WRITTEN EXERCISE
Go through the material below and copy each line where the word "JSON" appears.

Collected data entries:
▬▬▬▬▬▬▬▬▬▬

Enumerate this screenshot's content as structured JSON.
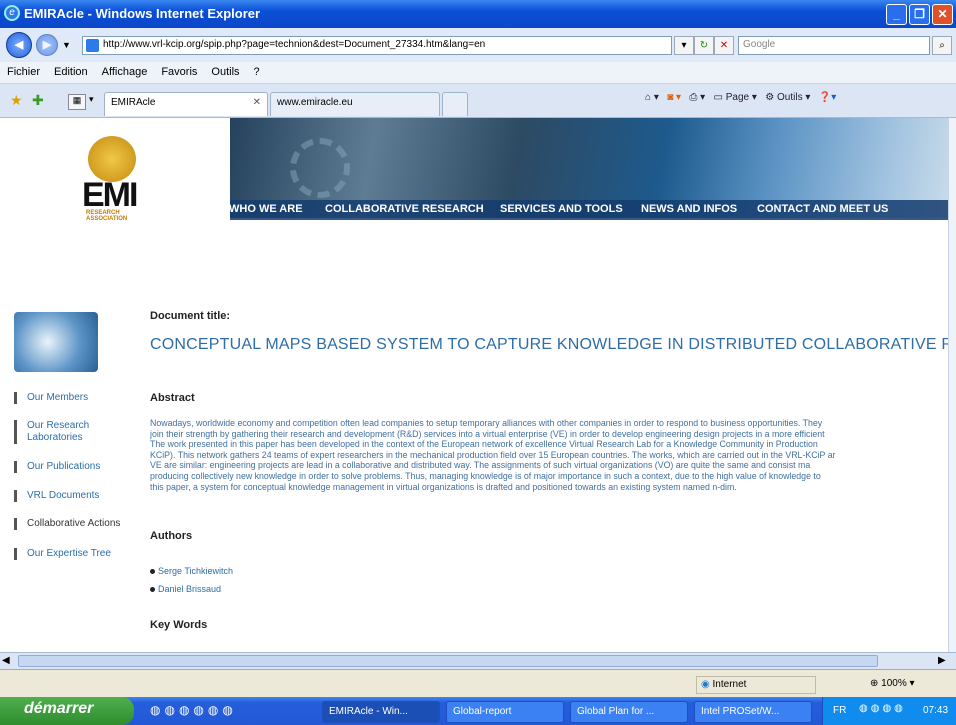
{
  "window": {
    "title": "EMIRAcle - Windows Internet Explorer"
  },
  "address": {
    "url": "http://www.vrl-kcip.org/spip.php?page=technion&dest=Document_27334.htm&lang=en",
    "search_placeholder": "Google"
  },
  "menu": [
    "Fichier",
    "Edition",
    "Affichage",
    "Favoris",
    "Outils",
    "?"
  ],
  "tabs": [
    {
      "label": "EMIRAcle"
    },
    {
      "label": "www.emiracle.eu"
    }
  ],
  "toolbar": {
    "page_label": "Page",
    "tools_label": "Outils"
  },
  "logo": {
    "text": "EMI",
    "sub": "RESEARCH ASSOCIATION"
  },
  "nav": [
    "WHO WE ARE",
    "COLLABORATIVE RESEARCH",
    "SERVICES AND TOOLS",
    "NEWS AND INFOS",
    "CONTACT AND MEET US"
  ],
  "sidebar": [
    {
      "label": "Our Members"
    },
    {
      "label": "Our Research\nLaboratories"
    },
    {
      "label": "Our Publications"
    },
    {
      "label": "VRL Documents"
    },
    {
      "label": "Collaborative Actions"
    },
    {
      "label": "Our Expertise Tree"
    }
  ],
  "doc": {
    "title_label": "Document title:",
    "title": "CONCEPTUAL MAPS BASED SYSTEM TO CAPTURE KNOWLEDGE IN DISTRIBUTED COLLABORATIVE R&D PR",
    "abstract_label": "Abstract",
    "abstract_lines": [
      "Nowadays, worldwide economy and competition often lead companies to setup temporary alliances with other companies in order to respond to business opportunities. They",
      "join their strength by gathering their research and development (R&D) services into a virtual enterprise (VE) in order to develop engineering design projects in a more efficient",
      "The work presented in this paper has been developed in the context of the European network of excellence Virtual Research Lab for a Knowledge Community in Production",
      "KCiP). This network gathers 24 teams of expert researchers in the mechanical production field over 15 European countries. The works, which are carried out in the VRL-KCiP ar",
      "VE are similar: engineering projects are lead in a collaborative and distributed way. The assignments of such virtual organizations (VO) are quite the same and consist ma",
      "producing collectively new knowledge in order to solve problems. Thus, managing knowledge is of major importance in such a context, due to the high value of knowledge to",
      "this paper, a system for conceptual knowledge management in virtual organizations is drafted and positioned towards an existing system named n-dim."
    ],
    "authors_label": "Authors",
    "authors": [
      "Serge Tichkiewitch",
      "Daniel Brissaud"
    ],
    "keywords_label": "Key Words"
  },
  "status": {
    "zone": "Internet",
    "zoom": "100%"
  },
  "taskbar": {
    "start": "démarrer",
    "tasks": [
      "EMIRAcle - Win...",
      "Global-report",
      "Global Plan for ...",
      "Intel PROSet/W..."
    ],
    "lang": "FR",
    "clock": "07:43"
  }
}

▬▬▬▬▬▬▬▬▬▬

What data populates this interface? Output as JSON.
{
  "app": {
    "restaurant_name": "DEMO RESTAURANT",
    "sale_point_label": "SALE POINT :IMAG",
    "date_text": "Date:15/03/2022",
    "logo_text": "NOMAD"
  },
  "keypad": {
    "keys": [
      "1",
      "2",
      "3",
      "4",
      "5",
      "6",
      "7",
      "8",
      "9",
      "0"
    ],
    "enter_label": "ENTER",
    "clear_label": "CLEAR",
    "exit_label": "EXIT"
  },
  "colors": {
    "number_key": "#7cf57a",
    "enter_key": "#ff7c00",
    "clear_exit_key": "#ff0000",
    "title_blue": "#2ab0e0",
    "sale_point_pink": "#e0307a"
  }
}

▬▬▬▬▬▬▬▬▬▬

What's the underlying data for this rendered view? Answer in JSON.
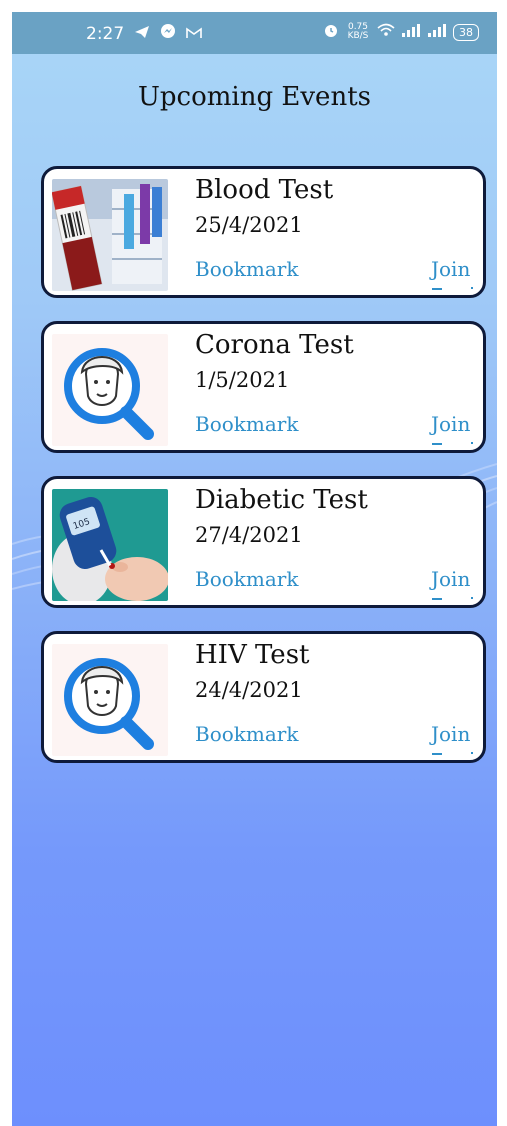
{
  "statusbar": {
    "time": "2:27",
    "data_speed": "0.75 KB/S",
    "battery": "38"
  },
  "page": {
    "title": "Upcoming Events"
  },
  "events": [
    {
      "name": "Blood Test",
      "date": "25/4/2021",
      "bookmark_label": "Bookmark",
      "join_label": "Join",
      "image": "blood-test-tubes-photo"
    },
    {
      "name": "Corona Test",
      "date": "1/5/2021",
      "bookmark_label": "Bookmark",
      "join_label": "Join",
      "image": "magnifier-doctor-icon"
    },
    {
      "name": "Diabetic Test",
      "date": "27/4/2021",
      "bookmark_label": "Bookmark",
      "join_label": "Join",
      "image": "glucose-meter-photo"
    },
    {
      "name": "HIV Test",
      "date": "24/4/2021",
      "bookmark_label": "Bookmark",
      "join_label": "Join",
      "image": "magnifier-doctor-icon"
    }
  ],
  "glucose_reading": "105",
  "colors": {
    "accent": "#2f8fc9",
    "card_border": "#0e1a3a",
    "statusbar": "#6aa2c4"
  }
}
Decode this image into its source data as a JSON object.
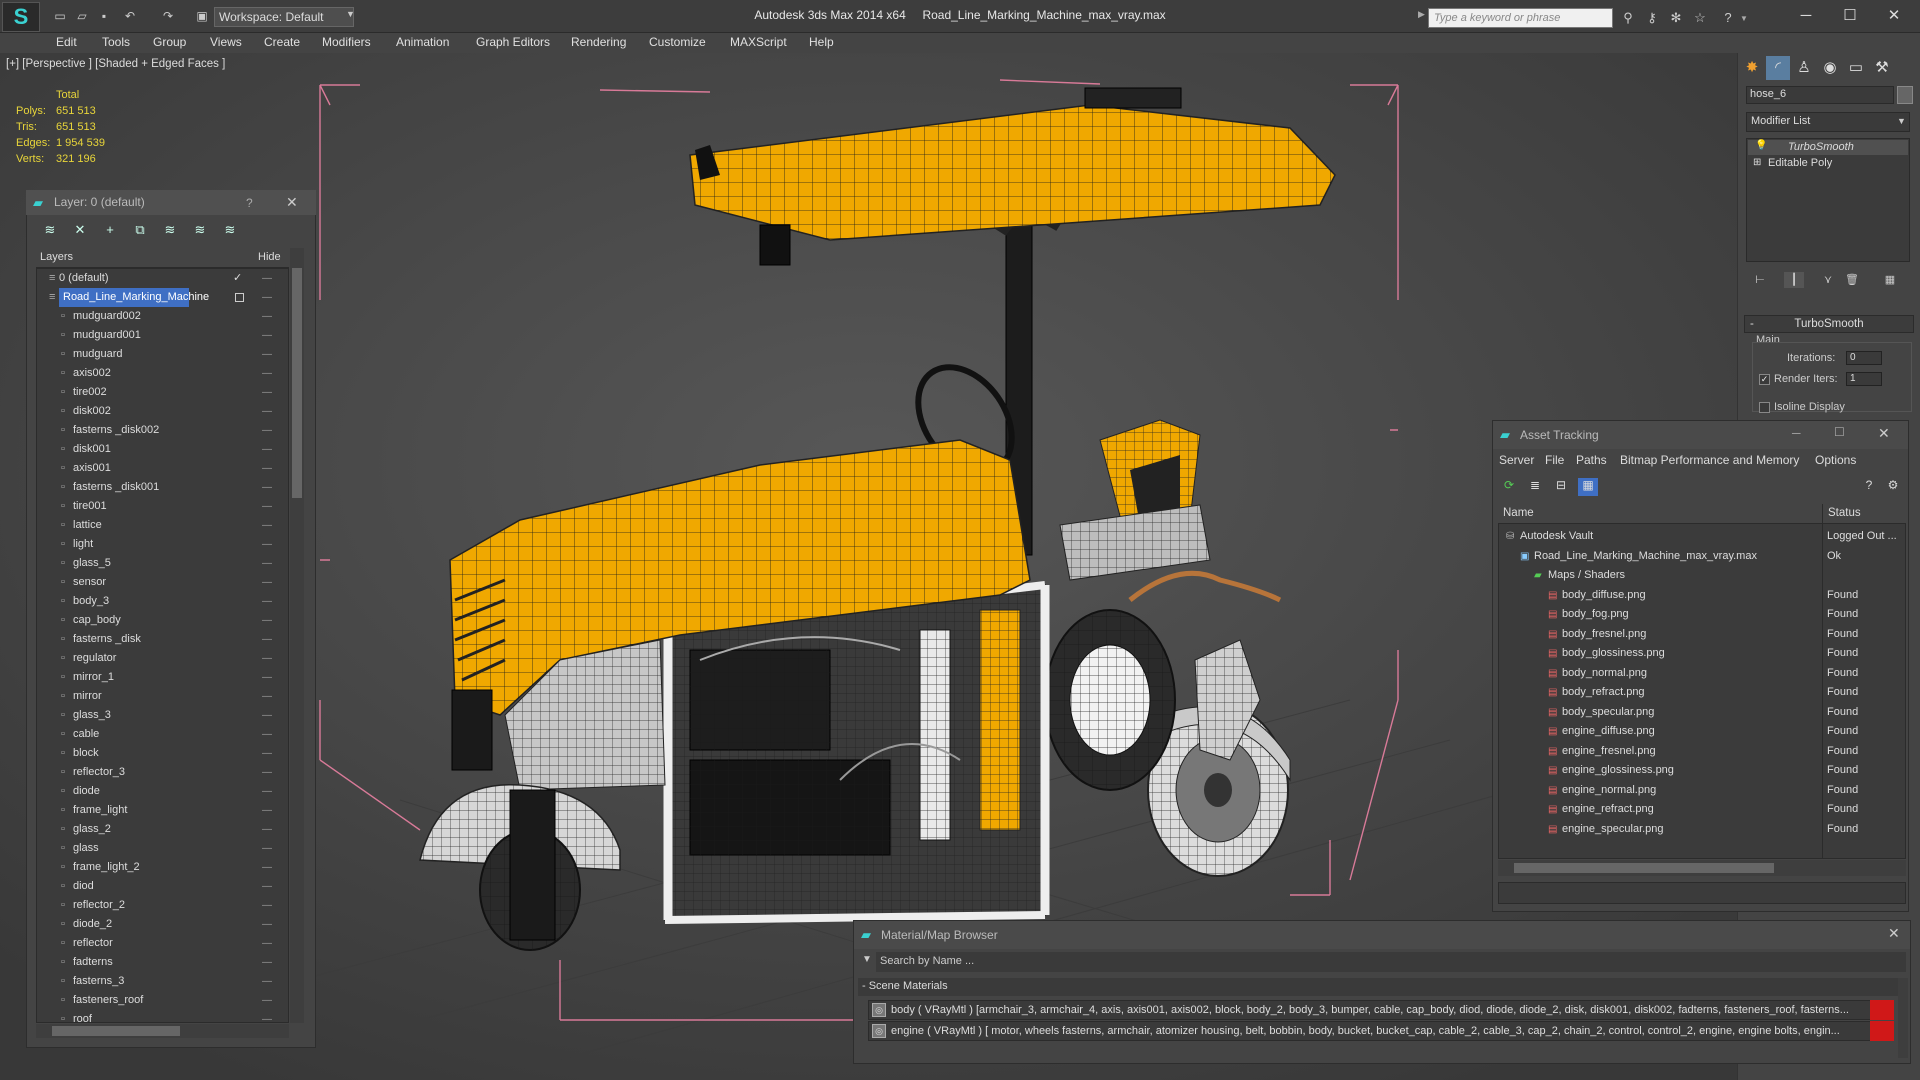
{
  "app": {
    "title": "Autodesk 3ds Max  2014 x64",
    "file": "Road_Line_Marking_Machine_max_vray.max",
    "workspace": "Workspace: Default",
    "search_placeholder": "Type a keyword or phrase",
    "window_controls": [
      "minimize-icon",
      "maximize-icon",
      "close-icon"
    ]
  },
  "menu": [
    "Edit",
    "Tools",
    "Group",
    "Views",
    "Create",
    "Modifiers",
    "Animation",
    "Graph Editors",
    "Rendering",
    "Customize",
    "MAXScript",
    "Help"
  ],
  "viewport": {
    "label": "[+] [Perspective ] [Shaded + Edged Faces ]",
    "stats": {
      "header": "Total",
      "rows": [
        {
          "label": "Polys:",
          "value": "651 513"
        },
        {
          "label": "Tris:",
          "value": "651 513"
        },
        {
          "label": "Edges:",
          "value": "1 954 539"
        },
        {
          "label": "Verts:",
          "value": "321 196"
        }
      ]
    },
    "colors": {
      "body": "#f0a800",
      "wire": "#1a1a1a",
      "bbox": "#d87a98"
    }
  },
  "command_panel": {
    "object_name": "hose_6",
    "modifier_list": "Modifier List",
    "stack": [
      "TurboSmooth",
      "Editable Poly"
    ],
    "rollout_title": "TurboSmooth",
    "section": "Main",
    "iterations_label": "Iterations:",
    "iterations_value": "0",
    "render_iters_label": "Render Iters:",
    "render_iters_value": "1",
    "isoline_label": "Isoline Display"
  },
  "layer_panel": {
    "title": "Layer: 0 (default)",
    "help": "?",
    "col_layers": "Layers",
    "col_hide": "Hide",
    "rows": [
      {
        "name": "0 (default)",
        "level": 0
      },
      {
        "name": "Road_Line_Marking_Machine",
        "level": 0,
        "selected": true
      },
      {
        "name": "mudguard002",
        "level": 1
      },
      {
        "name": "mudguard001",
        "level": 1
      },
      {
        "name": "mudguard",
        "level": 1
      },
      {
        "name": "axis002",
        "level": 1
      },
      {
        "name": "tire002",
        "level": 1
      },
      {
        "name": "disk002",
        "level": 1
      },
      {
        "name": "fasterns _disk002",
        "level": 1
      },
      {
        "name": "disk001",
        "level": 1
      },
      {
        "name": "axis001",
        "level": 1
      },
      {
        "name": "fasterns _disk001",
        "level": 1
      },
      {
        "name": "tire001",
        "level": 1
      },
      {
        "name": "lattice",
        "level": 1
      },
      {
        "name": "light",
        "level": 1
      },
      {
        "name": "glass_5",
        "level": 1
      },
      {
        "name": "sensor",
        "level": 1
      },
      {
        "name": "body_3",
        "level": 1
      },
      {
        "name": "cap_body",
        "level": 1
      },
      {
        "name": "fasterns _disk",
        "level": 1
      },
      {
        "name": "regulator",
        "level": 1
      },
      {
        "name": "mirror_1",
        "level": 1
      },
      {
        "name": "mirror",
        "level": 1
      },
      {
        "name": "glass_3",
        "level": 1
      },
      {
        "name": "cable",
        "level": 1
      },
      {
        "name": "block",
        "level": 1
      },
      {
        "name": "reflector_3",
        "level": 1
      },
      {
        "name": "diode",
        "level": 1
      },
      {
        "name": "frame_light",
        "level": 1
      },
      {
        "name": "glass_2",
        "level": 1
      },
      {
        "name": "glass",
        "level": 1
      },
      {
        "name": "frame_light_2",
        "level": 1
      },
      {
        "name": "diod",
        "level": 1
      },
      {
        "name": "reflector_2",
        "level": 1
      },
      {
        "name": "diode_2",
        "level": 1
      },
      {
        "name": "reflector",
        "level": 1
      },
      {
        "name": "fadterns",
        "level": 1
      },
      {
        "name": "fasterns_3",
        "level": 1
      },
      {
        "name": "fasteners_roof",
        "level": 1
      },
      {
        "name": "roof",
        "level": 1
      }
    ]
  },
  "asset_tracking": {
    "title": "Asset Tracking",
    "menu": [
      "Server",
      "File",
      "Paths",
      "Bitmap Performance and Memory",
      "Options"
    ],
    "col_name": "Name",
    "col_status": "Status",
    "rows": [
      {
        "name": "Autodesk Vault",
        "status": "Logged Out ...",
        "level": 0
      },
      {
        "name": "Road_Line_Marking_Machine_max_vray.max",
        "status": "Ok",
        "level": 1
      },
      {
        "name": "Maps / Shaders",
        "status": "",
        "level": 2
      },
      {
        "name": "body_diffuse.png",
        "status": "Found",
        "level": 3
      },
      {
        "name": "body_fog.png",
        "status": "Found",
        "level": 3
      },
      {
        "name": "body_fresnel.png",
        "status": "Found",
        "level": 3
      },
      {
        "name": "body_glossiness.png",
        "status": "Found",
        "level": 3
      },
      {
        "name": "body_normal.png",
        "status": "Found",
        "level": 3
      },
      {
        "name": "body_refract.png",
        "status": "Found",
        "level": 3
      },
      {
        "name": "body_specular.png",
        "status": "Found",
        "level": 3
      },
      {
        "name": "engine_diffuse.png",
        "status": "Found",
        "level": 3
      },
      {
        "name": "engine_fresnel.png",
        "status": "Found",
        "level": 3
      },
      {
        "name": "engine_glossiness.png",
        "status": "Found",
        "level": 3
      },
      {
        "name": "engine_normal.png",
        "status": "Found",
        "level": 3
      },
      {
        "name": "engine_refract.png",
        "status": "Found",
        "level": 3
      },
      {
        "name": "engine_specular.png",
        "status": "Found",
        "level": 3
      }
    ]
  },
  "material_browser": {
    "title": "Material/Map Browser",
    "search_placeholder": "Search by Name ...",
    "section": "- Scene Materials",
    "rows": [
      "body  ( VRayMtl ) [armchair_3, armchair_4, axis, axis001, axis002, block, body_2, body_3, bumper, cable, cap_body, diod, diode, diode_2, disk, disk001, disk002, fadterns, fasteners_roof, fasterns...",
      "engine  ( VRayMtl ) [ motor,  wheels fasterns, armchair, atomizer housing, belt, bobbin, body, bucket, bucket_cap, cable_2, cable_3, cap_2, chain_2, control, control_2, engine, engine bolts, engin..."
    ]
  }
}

▬▬▬▬▬▬▬▬▬▬

THE COMPLETED TASK
Enumerate this screenshot's content as structured JSON.
What data populates this interface? Output as JSON.
What's the underlying data for this rendered view? Answer in JSON.
Decode this image into its source data as a JSON object.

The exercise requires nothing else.